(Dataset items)
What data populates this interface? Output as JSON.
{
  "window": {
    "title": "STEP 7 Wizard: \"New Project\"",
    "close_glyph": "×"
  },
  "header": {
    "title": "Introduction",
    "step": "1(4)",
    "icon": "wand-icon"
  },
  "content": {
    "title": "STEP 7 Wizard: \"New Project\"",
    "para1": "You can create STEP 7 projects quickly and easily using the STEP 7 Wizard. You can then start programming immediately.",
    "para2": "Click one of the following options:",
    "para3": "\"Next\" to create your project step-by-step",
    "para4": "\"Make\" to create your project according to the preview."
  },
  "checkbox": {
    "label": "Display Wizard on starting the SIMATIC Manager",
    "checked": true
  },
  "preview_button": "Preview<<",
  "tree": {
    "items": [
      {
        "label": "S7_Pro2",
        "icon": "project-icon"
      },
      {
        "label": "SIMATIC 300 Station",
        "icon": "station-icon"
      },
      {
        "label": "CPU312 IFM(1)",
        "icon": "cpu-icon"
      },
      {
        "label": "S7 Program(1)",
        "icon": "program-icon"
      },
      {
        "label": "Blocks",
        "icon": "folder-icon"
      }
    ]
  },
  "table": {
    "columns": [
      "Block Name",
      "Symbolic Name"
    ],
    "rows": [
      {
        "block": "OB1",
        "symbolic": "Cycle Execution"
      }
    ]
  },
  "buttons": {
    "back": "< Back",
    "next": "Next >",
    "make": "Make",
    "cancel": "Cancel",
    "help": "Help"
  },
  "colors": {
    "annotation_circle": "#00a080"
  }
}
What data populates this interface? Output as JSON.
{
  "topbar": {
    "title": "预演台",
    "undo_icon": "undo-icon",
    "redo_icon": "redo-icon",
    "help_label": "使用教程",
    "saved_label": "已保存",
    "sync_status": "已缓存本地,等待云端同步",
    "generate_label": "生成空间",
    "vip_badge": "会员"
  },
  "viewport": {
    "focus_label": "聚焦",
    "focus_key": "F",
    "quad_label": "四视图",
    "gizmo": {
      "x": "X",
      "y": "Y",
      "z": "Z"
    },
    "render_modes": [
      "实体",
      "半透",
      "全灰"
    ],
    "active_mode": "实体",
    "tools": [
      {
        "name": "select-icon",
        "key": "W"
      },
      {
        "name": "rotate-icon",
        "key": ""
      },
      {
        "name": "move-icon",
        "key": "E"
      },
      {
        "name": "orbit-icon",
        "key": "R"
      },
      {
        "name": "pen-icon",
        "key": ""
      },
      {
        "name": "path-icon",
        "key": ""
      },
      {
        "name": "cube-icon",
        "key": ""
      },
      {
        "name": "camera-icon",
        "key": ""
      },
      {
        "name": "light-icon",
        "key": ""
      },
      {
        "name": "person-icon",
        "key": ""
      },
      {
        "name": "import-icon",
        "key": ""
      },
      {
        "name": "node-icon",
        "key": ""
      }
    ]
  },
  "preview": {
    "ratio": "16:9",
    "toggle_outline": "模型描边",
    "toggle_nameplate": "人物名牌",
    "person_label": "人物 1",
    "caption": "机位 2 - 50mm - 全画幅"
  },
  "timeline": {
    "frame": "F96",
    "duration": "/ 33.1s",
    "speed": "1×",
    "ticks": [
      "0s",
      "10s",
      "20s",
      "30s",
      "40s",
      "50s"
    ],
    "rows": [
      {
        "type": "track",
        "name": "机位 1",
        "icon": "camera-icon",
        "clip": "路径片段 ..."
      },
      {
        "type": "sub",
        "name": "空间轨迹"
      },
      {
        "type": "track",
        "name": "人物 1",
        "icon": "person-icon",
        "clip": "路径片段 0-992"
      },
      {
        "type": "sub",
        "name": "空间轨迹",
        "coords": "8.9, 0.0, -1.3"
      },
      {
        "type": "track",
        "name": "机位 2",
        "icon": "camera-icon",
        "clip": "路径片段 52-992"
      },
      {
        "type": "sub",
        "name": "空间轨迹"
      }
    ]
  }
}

**Objective**
Give the complete listing a second time, exactly as it reads.

**Result for this task**
What data populates this interface? Output as JSON.
{
  "window": {
    "title": "STEP 7 Wizard: \"New Project\"",
    "close_glyph": "×"
  },
  "header": {
    "title": "Introduction",
    "step": "1(4)",
    "icon": "wand-icon"
  },
  "content": {
    "title": "STEP 7 Wizard: \"New Project\"",
    "para1": "You can create STEP 7 projects quickly and easily using the STEP 7 Wizard. You can then start programming immediately.",
    "para2": "Click one of the following options:",
    "para3": "\"Next\" to create your project step-by-step",
    "para4": "\"Make\" to create your project according to the preview."
  },
  "checkbox": {
    "label": "Display Wizard on starting the SIMATIC Manager",
    "checked": true
  },
  "preview_button": "Preview<<",
  "tree": {
    "items": [
      {
        "label": "S7_Pro2",
        "icon": "project-icon"
      },
      {
        "label": "SIMATIC 300 Station",
        "icon": "station-icon"
      },
      {
        "label": "CPU312 IFM(1)",
        "icon": "cpu-icon"
      },
      {
        "label": "S7 Program(1)",
        "icon": "program-icon"
      },
      {
        "label": "Blocks",
        "icon": "folder-icon"
      }
    ]
  },
  "table": {
    "columns": [
      "Block Name",
      "Symbolic Name"
    ],
    "rows": [
      {
        "block": "OB1",
        "symbolic": "Cycle Execution"
      }
    ]
  },
  "buttons": {
    "back": "< Back",
    "next": "Next >",
    "make": "Make",
    "cancel": "Cancel",
    "help": "Help"
  },
  "colors": {
    "annotation_circle": "#00a080"
  }
}
What data populates this interface? Output as JSON.
{
  "topbar": {
    "title": "预演台",
    "undo_icon": "undo-icon",
    "redo_icon": "redo-icon",
    "help_label": "使用教程",
    "saved_label": "已保存",
    "sync_status": "已缓存本地,等待云端同步",
    "generate_label": "生成空间",
    "vip_badge": "会员"
  },
  "viewport": {
    "focus_label": "聚焦",
    "focus_key": "F",
    "quad_label": "四视图",
    "gizmo": {
      "x": "X",
      "y": "Y",
      "z": "Z"
    },
    "render_modes": [
      "实体",
      "半透",
      "全灰"
    ],
    "active_mode": "实体",
    "tools": [
      {
        "name": "select-icon",
        "key": "W"
      },
      {
        "name": "rotate-icon",
        "key": ""
      },
      {
        "name": "move-icon",
        "key": "E"
      },
      {
        "name": "orbit-icon",
        "key": "R"
      },
      {
        "name": "pen-icon",
        "key": ""
      },
      {
        "name": "path-icon",
        "key": ""
      },
      {
        "name": "cube-icon",
        "key": ""
      },
      {
        "name": "camera-icon",
        "key": ""
      },
      {
        "name": "light-icon",
        "key": ""
      },
      {
        "name": "person-icon",
        "key": ""
      },
      {
        "name": "import-icon",
        "key": ""
      },
      {
        "name": "node-icon",
        "key": ""
      }
    ]
  },
  "preview": {
    "ratio": "16:9",
    "toggle_outline": "模型描边",
    "toggle_nameplate": "人物名牌",
    "person_label": "人物 1",
    "caption": "机位 2 - 50mm - 全画幅"
  },
  "timeline": {
    "frame": "F96",
    "duration": "/ 33.1s",
    "speed": "1×",
    "ticks": [
      "0s",
      "10s",
      "20s",
      "30s",
      "40s",
      "50s"
    ],
    "rows": [
      {
        "type": "track",
        "name": "机位 1",
        "icon": "camera-icon",
        "clip": "路径片段 ..."
      },
      {
        "type": "sub",
        "name": "空间轨迹"
      },
      {
        "type": "track",
        "name": "人物 1",
        "icon": "person-icon",
        "clip": "路径片段 0-992"
      },
      {
        "type": "sub",
        "name": "空间轨迹",
        "coords": "8.9, 0.0, -1.3"
      },
      {
        "type": "track",
        "name": "机位 2",
        "icon": "camera-icon",
        "clip": "路径片段 52-992"
      },
      {
        "type": "sub",
        "name": "空间轨迹"
      }
    ]
  }
}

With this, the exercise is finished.